▸ AIM: Track down the lines that contain "семян" and copy them.

▸ DATA ENTRIES:
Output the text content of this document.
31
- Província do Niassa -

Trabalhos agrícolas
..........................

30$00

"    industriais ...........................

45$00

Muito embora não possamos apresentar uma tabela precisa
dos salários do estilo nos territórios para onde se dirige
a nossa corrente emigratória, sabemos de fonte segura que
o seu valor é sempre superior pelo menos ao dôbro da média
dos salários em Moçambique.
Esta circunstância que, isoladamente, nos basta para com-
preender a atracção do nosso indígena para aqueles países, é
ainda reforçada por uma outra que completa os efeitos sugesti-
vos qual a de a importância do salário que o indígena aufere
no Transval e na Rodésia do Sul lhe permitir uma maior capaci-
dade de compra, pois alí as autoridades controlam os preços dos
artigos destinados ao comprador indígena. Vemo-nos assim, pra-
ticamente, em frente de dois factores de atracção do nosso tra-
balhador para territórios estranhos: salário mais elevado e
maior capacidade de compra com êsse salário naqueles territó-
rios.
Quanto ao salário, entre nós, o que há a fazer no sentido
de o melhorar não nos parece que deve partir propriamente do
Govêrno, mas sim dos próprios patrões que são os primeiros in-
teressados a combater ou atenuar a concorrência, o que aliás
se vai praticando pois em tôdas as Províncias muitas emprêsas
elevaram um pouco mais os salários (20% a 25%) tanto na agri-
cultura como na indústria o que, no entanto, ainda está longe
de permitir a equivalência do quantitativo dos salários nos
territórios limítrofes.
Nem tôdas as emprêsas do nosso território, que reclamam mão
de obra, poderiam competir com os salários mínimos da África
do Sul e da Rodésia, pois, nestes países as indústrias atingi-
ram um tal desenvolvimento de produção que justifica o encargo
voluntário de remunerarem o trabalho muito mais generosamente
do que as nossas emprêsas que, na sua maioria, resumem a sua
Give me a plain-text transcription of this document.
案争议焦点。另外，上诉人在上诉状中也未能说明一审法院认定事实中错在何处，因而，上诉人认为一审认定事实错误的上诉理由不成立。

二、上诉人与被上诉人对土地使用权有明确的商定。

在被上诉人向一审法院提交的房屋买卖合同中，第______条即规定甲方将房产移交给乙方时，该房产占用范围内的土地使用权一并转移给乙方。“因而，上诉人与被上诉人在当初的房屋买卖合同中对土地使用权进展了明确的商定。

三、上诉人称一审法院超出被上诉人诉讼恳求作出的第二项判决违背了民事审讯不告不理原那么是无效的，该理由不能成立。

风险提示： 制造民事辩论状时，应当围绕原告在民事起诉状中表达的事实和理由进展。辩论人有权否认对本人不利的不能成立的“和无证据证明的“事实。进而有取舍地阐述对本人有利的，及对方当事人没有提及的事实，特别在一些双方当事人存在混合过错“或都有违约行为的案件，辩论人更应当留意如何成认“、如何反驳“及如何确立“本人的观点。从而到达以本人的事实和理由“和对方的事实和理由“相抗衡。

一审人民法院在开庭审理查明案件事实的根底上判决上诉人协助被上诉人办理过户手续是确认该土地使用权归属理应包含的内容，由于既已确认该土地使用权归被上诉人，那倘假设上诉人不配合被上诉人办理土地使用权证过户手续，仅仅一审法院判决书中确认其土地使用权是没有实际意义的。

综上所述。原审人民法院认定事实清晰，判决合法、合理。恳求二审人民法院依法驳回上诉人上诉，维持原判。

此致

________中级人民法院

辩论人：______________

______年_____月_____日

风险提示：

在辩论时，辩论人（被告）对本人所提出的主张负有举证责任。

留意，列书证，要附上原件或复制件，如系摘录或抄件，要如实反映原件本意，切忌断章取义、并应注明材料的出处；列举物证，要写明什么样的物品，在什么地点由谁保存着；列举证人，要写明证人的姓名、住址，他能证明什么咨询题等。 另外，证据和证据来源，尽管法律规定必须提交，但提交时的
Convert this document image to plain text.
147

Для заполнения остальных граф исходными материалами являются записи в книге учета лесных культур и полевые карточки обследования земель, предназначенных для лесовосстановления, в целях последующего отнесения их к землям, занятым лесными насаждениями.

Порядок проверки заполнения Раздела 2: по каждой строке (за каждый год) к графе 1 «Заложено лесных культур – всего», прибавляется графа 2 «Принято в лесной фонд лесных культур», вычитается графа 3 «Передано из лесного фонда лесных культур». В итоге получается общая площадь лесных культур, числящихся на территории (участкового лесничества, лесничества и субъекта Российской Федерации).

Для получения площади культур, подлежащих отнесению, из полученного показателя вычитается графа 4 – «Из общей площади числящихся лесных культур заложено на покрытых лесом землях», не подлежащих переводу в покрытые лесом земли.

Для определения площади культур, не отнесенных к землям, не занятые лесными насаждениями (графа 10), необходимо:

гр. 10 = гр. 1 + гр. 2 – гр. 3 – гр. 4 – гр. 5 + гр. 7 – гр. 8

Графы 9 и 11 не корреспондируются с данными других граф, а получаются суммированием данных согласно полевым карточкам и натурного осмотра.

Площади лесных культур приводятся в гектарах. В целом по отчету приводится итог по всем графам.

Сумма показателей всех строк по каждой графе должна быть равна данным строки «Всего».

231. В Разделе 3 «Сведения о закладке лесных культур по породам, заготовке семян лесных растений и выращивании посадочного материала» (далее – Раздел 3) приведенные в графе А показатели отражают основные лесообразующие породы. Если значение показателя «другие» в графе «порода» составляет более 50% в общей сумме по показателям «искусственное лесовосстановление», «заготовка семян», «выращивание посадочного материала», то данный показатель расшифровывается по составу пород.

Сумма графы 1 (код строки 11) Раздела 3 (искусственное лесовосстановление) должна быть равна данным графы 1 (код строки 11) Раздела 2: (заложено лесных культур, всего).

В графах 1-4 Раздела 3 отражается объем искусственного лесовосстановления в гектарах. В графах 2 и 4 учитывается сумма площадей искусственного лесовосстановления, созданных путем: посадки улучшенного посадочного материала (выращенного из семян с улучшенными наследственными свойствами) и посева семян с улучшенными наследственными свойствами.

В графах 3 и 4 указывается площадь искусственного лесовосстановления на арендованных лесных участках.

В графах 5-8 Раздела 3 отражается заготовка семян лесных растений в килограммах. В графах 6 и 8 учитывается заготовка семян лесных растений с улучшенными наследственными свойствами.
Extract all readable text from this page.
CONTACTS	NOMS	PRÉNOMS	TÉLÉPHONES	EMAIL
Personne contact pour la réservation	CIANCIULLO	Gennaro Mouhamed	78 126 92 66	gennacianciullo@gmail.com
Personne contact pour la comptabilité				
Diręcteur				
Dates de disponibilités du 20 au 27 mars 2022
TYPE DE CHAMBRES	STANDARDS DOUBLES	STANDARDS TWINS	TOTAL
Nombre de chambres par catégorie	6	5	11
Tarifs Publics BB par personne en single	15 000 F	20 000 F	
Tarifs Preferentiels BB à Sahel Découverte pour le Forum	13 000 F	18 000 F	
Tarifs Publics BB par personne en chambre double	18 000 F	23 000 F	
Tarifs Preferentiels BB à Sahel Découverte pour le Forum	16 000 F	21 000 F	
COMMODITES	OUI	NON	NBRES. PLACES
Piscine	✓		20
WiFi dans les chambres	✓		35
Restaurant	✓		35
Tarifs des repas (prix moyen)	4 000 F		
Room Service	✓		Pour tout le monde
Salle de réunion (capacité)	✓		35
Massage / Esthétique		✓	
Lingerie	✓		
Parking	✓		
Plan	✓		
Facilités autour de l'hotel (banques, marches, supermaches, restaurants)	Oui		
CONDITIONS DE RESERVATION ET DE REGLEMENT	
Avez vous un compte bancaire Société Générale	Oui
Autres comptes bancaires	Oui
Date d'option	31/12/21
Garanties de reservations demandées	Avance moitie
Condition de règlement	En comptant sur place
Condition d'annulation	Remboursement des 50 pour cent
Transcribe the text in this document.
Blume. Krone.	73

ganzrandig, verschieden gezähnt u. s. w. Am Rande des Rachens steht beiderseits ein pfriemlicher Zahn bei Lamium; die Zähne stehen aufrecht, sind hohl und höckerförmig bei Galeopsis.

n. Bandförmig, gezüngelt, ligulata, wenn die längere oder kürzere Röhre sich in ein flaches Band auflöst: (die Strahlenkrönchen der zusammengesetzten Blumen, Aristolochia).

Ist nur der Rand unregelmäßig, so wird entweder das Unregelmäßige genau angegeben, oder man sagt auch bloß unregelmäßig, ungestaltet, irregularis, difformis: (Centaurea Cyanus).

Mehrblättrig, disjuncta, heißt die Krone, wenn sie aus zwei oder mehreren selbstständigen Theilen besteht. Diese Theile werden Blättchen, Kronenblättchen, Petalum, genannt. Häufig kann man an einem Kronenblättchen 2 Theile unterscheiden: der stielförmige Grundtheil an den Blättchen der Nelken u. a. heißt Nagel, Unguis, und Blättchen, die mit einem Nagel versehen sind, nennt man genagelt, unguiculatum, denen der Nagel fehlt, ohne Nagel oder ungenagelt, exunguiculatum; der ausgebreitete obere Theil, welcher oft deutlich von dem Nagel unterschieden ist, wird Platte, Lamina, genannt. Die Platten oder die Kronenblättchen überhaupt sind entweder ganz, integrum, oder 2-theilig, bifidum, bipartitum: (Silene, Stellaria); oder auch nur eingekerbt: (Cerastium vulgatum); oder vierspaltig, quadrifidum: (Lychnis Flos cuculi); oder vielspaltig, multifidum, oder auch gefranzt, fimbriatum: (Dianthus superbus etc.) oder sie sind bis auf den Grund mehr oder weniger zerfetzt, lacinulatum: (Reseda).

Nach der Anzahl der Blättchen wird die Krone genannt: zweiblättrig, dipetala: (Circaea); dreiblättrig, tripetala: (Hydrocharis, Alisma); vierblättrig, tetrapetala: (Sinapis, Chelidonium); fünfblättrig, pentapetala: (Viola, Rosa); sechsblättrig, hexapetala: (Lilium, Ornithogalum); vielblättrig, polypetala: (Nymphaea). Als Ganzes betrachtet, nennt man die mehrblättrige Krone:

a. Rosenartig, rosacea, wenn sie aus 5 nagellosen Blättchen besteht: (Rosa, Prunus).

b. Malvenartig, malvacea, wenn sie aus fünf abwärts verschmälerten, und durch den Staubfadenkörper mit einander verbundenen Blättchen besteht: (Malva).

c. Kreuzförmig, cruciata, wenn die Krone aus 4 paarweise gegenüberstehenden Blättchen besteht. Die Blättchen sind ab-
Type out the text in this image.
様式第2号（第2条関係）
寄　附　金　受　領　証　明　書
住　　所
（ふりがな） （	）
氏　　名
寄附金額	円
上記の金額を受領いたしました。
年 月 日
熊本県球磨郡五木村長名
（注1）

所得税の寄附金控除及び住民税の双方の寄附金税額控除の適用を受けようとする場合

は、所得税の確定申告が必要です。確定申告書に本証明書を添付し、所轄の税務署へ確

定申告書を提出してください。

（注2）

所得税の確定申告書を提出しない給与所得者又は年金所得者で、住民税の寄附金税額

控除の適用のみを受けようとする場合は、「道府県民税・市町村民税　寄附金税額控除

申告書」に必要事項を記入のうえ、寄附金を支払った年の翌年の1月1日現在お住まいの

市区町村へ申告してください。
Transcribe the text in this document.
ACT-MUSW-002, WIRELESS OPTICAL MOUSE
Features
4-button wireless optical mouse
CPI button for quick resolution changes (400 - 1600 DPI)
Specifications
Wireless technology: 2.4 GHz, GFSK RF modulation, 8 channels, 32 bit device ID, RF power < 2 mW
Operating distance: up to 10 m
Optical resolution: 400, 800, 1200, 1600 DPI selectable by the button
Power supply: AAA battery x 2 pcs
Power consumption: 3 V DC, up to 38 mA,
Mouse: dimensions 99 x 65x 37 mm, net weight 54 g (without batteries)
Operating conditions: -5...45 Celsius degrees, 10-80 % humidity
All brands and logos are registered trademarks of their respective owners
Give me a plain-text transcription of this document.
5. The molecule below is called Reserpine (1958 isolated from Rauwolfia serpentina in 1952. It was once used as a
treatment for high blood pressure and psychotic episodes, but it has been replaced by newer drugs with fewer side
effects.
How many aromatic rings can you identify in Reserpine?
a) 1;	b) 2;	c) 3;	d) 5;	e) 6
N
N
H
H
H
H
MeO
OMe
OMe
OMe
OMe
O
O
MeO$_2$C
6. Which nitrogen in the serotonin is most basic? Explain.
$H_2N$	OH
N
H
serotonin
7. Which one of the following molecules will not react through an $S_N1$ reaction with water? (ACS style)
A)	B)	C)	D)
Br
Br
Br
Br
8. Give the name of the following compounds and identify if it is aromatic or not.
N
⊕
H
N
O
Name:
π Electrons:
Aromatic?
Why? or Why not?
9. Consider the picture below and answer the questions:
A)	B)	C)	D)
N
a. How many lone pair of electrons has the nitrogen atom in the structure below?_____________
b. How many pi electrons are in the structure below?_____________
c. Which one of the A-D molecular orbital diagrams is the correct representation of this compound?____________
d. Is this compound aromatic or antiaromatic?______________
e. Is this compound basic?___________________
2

▸ REPLY:
231. В Разделе 3 «Сведения о закладке лесных культур по породам, заготовке семян лесных растений и выращивании посадочного материала» (далее – Раздел 3) приведенные в графе А показатели отражают основные лесообразующие породы. Если значение показателя «другие» в графе «порода» составляет более 50% в общей сумме по показателям «искусственное лесовосстановление», «заготовка семян», «выращивание посадочного материала», то данный показатель расшифровывается по составу пород.
В графах 1-4 Раздела 3 отражается объем искусственного лесовосстановления в гектарах. В графах 2 и 4 учитывается сумма площадей искусственного лесовосстановления, созданных путем: посадки улучшенного посадочного материала (выращенного из семян с улучшенными наследственными свойствами) и посева семян с улучшенными наследственными свойствами.
В графах 5-8 Раздела 3 отражается заготовка семян лесных растений в килограммах. В графах 6 и 8 учитывается заготовка семян лесных растений с улучшенными наследственными свойствами.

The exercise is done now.